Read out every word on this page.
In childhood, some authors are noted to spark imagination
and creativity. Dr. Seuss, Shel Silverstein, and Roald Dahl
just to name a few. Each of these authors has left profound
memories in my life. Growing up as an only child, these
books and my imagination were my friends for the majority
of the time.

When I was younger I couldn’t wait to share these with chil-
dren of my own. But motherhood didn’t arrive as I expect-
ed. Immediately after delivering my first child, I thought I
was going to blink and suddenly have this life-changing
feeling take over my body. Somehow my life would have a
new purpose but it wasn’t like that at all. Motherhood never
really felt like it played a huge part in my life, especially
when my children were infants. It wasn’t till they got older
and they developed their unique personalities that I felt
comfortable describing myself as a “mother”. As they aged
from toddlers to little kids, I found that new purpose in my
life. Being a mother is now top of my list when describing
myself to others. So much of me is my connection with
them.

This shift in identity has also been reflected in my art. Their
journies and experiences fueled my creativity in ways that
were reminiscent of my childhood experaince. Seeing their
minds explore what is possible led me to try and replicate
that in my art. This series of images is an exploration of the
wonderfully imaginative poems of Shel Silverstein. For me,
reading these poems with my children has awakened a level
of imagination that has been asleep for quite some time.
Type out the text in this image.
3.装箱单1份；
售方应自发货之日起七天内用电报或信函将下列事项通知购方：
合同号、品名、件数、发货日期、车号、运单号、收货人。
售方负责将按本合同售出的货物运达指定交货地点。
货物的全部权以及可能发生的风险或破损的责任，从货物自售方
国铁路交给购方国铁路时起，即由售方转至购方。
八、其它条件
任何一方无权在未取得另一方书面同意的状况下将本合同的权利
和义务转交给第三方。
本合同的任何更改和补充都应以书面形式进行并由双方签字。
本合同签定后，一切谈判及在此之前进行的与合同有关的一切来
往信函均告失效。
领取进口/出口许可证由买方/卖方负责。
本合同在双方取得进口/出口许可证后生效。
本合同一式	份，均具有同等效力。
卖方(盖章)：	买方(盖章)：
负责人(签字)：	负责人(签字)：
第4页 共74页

━━━━━━━━━━━━━━━━━━━━

Problem statement ▸
Repeat the data in its entirety, character for character.

Exercise response ▸
Read out every word on this page.
In childhood, some authors are noted to spark imagination
and creativity. Dr. Seuss, Shel Silverstein, and Roald Dahl
just to name a few. Each of these authors has left profound
memories in my life. Growing up as an only child, these
books and my imagination were my friends for the majority
of the time.

When I was younger I couldn’t wait to share these with chil-
dren of my own. But motherhood didn’t arrive as I expect-
ed. Immediately after delivering my first child, I thought I
was going to blink and suddenly have this life-changing
feeling take over my body. Somehow my life would have a
new purpose but it wasn’t like that at all. Motherhood never
really felt like it played a huge part in my life, especially
when my children were infants. It wasn’t till they got older
and they developed their unique personalities that I felt
comfortable describing myself as a “mother”. As they aged
from toddlers to little kids, I found that new purpose in my
life. Being a mother is now top of my list when describing
myself to others. So much of me is my connection with
them.

This shift in identity has also been reflected in my art. Their
journies and experiences fueled my creativity in ways that
were reminiscent of my childhood experaince. Seeing their
minds explore what is possible led me to try and replicate
that in my art. This series of images is an exploration of the
wonderfully imaginative poems of Shel Silverstein. For me,
reading these poems with my children has awakened a level
of imagination that has been asleep for quite some time.
Type out the text in this image.
3.装箱单1份；
售方应自发货之日起七天内用电报或信函将下列事项通知购方：
合同号、品名、件数、发货日期、车号、运单号、收货人。
售方负责将按本合同售出的货物运达指定交货地点。
货物的全部权以及可能发生的风险或破损的责任，从货物自售方
国铁路交给购方国铁路时起，即由售方转至购方。
八、其它条件
任何一方无权在未取得另一方书面同意的状况下将本合同的权利
和义务转交给第三方。
本合同的任何更改和补充都应以书面形式进行并由双方签字。
本合同签定后，一切谈判及在此之前进行的与合同有关的一切来
往信函均告失效。
领取进口/出口许可证由买方/卖方负责。
本合同在双方取得进口/出口许可证后生效。
本合同一式	份，均具有同等效力。
卖方(盖章)：	买方(盖章)：
负责人(签字)：	负责人(签字)：
第4页 共74页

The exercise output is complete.